§ Short task
Give every line from the entries that contains "VNets".

§ Data provided
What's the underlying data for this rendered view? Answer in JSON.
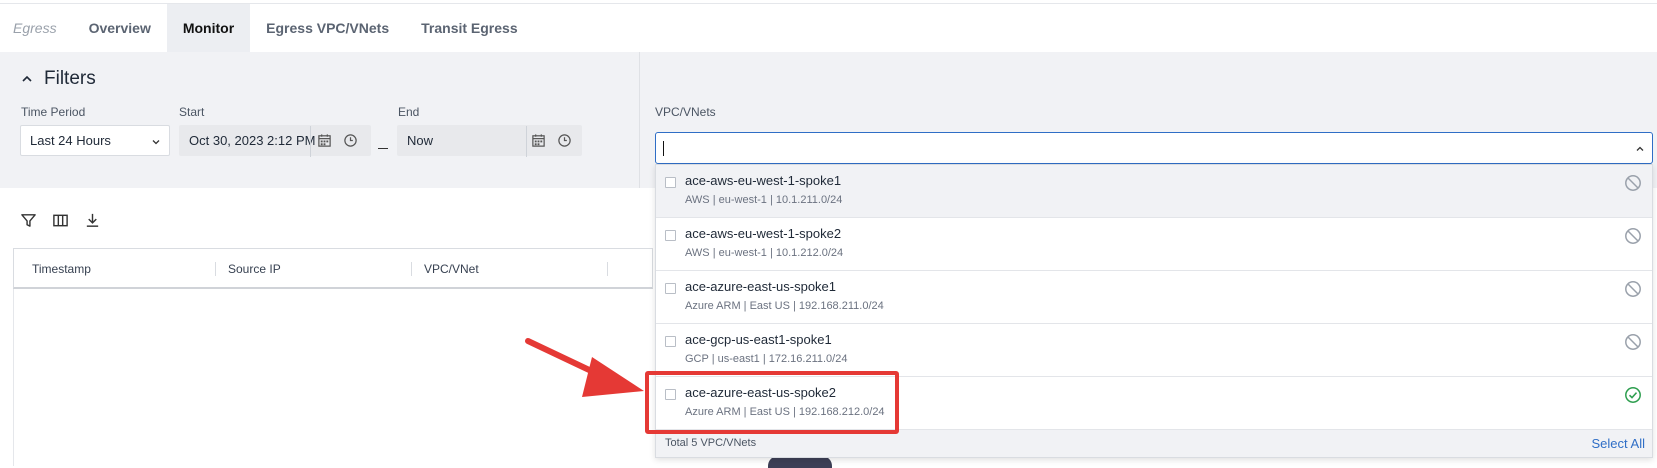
{
  "tabs": {
    "section": "Egress",
    "items": [
      {
        "label": "Overview",
        "active": false
      },
      {
        "label": "Monitor",
        "active": true
      },
      {
        "label": "Egress VPC/VNets",
        "active": false
      },
      {
        "label": "Transit Egress",
        "active": false
      }
    ]
  },
  "filters": {
    "title": "Filters",
    "time_period": {
      "label": "Time Period",
      "value": "Last 24 Hours"
    },
    "start": {
      "label": "Start",
      "value": "Oct 30, 2023 2:12 PM"
    },
    "end": {
      "label": "End",
      "value": "Now"
    },
    "vpc": {
      "label": "VPC/VNets",
      "value": ""
    }
  },
  "table": {
    "columns": [
      "Timestamp",
      "Source IP",
      "VPC/VNet"
    ]
  },
  "dropdown": {
    "options": [
      {
        "name": "ace-aws-eu-west-1-spoke1",
        "detail": "AWS | eu-west-1 | 10.1.211.0/24",
        "state": "disabled"
      },
      {
        "name": "ace-aws-eu-west-1-spoke2",
        "detail": "AWS | eu-west-1 | 10.1.212.0/24",
        "state": "disabled"
      },
      {
        "name": "ace-azure-east-us-spoke1",
        "detail": "Azure ARM | East US | 192.168.211.0/24",
        "state": "disabled"
      },
      {
        "name": "ace-gcp-us-east1-spoke1",
        "detail": "GCP | us-east1 | 172.16.211.0/24",
        "state": "disabled"
      },
      {
        "name": "ace-azure-east-us-spoke2",
        "detail": "Azure ARM | East US | 192.168.212.0/24",
        "state": "enabled"
      }
    ],
    "total": "Total 5 VPC/VNets",
    "select_all": "Select All"
  },
  "colors": {
    "accent": "#2f6ec6",
    "highlight": "#e53935",
    "enabled": "#2e9e4f",
    "disabled": "#9aa1ab"
  }
}
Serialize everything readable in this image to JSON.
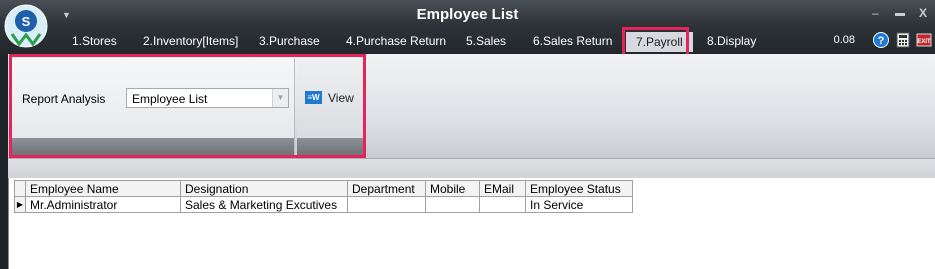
{
  "window": {
    "title": "Employee List",
    "minimize_icon": "minimize-icon",
    "maximize_icon": "maximize-icon",
    "close_label": "X"
  },
  "menu": {
    "items": [
      {
        "label": "1.Stores"
      },
      {
        "label": "2.Inventory[Items]"
      },
      {
        "label": "3.Purchase"
      },
      {
        "label": "4.Purchase Return"
      },
      {
        "label": "5.Sales"
      },
      {
        "label": "6.Sales Return"
      },
      {
        "label": "7.Payroll",
        "active": true
      },
      {
        "label": "8.Display"
      }
    ],
    "version": "0.08"
  },
  "ribbon": {
    "report_label": "Report Analysis",
    "report_value": "Employee List",
    "view_label": "View",
    "view_icon_text": "≡W"
  },
  "grid": {
    "columns": [
      "Employee Name",
      "Designation",
      "Department",
      "Mobile",
      "EMail",
      "Employee Status"
    ],
    "rows": [
      [
        "Mr.Administrator",
        "Sales & Marketing Excutives",
        "",
        "",
        "",
        "In Service"
      ]
    ],
    "row_indicator": "▶"
  },
  "colors": {
    "highlight": "#e8235a",
    "titlebar": "#2e3339",
    "accent_blue": "#1f7bd1"
  }
}
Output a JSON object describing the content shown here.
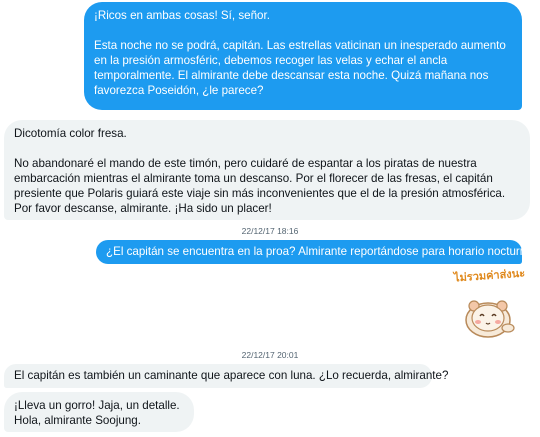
{
  "messages": [
    {
      "direction": "outgoing",
      "text": "¡Ricos en ambas cosas! Sí, señor.\n\nEsta noche no se podrá, capitán. Las estrellas vaticinan un inesperado aumento en la presión armosféric, debemos recoger las velas y echar el ancla temporalmente. El almirante debe descansar esta noche. Quizá mañana nos favorezca Poseidón, ¿le parece?"
    },
    {
      "direction": "incoming",
      "text": "Dicotomía color fresa.\n\nNo abandonaré el mando de este timón, pero cuidaré de espantar a los piratas de nuestra embarcación mientras el almirante toma un descanso. Por el florecer de las fresas, el capitán presiente que Polaris guiará este viaje sin más inconvenientes que el de la presión atmosférica. Por favor descanse, almirante. ¡Ha sido un placer!"
    },
    {
      "timestamp": "22/12/17 18:16"
    },
    {
      "direction": "outgoing",
      "text": "¿El capitán se encuentra en la proa? Almirante reportándose para horario nocturno."
    },
    {
      "sticker": {
        "icon": "hamster-sticker-icon",
        "caption": "ไม่รวมค่าส่งนะ",
        "caption_color": "#e08a1e"
      }
    },
    {
      "timestamp": "22/12/17 20:01"
    },
    {
      "direction": "incoming",
      "text": "El capitán es también un caminante que aparece con luna. ¿Lo recuerda, almirante?"
    },
    {
      "direction": "incoming",
      "text": "¡Lleva un gorro! Jaja, un detalle.\nHola, almirante Soojung."
    }
  ],
  "colors": {
    "outgoing_bubble": "#1d9bf0",
    "incoming_bubble": "#eff3f4",
    "timestamp_text": "#536471"
  }
}
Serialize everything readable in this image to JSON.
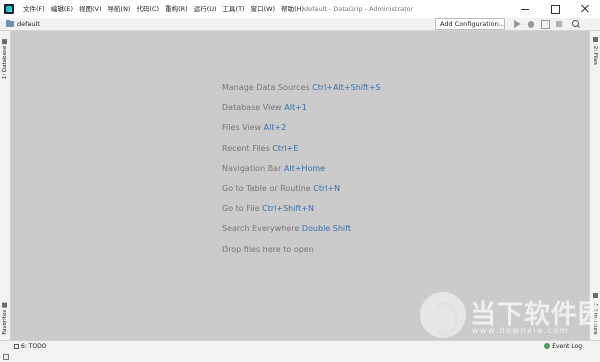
{
  "app": {
    "window_title": "default - DataGrip - Administrator",
    "icon": "datagrip-icon"
  },
  "menu": [
    {
      "label": "文件(F)"
    },
    {
      "label": "编辑(E)"
    },
    {
      "label": "视图(V)"
    },
    {
      "label": "导航(N)"
    },
    {
      "label": "代码(C)"
    },
    {
      "label": "重构(R)"
    },
    {
      "label": "运行(U)"
    },
    {
      "label": "工具(T)"
    },
    {
      "label": "窗口(W)"
    },
    {
      "label": "帮助(H)"
    }
  ],
  "navbar": {
    "breadcrumb": "default",
    "run_config": "Add Configuration..."
  },
  "toolbar_icons": [
    "run-icon",
    "debug-icon",
    "coverage-icon",
    "stop-icon",
    "search-icon"
  ],
  "left_stripe": {
    "top_tab": "1: Database",
    "bottom_tab": "Favorites"
  },
  "right_stripe": {
    "top_tab": "2: Files",
    "bottom_tab": "Z: Structure"
  },
  "editor_hints": [
    {
      "text": "Manage Data Sources ",
      "shortcut": "Ctrl+Alt+Shift+S"
    },
    {
      "text": "Database View ",
      "shortcut": "Alt+1"
    },
    {
      "text": "Files View ",
      "shortcut": "Alt+2"
    },
    {
      "text": "Recent Files ",
      "shortcut": "Ctrl+E"
    },
    {
      "text": "Navigation Bar ",
      "shortcut": "Alt+Home"
    },
    {
      "text": "Go to Table or Routine ",
      "shortcut": "Ctrl+N"
    },
    {
      "text": "Go to File ",
      "shortcut": "Ctrl+Shift+N"
    },
    {
      "text": "Search Everywhere ",
      "shortcut": "Double Shift"
    },
    {
      "text": "Drop files here to open",
      "shortcut": ""
    }
  ],
  "statusbar": {
    "todo": "6: TODO",
    "event_log": "Event Log"
  },
  "watermark": {
    "title": "当下软件园",
    "subtitle": "www.downxia.com"
  },
  "colors": {
    "editor_bg": "#cbcbcb",
    "shortcut": "#3d6fa8",
    "hint_text": "#777777"
  }
}
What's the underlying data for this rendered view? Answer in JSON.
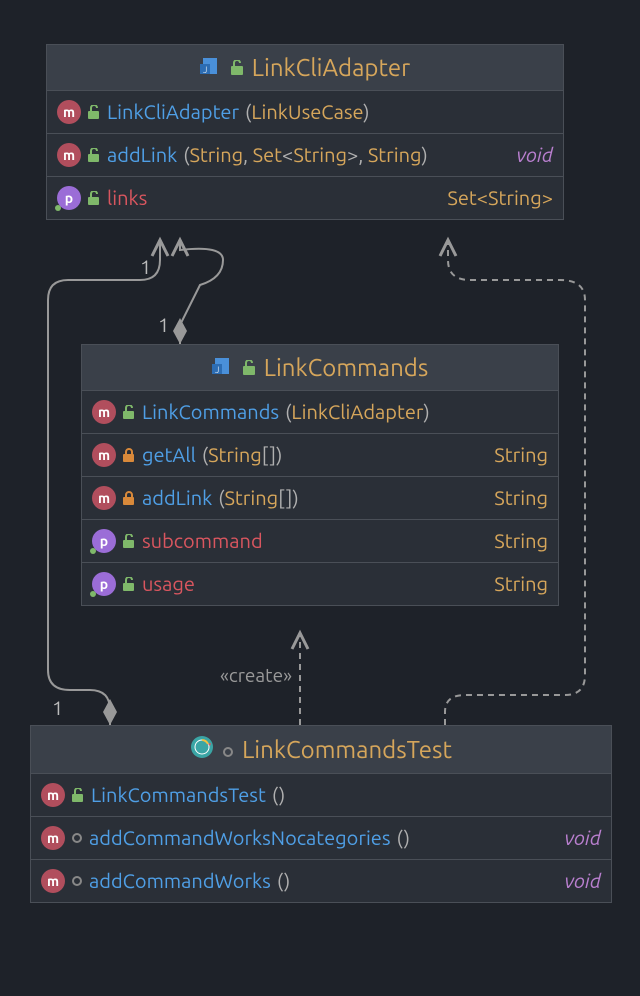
{
  "classes": {
    "linkCliAdapter": {
      "title": "LinkCliAdapter",
      "rows": [
        {
          "kind": "m",
          "vis": "unlock",
          "name": "LinkCliAdapter",
          "params": "(LinkUseCase)",
          "ret": "",
          "retClass": ""
        },
        {
          "kind": "m",
          "vis": "unlock",
          "name": "addLink",
          "params": "(String, Set<String>, String)",
          "ret": "void",
          "retClass": "ret-void"
        },
        {
          "kind": "p",
          "vis": "unlock",
          "name": "links",
          "params": "",
          "ret": "Set<String>",
          "retClass": ""
        }
      ]
    },
    "linkCommands": {
      "title": "LinkCommands",
      "rows": [
        {
          "kind": "m",
          "vis": "unlock",
          "name": "LinkCommands",
          "params": "(LinkCliAdapter)",
          "ret": "",
          "retClass": ""
        },
        {
          "kind": "m",
          "vis": "lock",
          "name": "getAll",
          "params": "(String[])",
          "ret": "String",
          "retClass": ""
        },
        {
          "kind": "m",
          "vis": "lock",
          "name": "addLink",
          "params": "(String[])",
          "ret": "String",
          "retClass": ""
        },
        {
          "kind": "p",
          "vis": "unlock",
          "name": "subcommand",
          "params": "",
          "ret": "String",
          "retClass": ""
        },
        {
          "kind": "p",
          "vis": "unlock",
          "name": "usage",
          "params": "",
          "ret": "String",
          "retClass": ""
        }
      ]
    },
    "linkCommandsTest": {
      "title": "LinkCommandsTest",
      "rows": [
        {
          "kind": "m",
          "vis": "unlock",
          "name": "LinkCommandsTest",
          "params": "()",
          "ret": "",
          "retClass": ""
        },
        {
          "kind": "m",
          "vis": "hollow",
          "name": "addCommandWorksNocategories",
          "params": "()",
          "ret": "void",
          "retClass": "ret-void"
        },
        {
          "kind": "m",
          "vis": "hollow",
          "name": "addCommandWorks",
          "params": "()",
          "ret": "void",
          "retClass": "ret-void"
        }
      ]
    }
  },
  "labels": {
    "create": "«create»",
    "one_a": "1",
    "one_b": "1",
    "one_c": "1"
  }
}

§ Response to the task
        "label": "Egress VPC/VNets",
      "label": "VPC/VNets",
    "total": "Total 5 VPC/VNets",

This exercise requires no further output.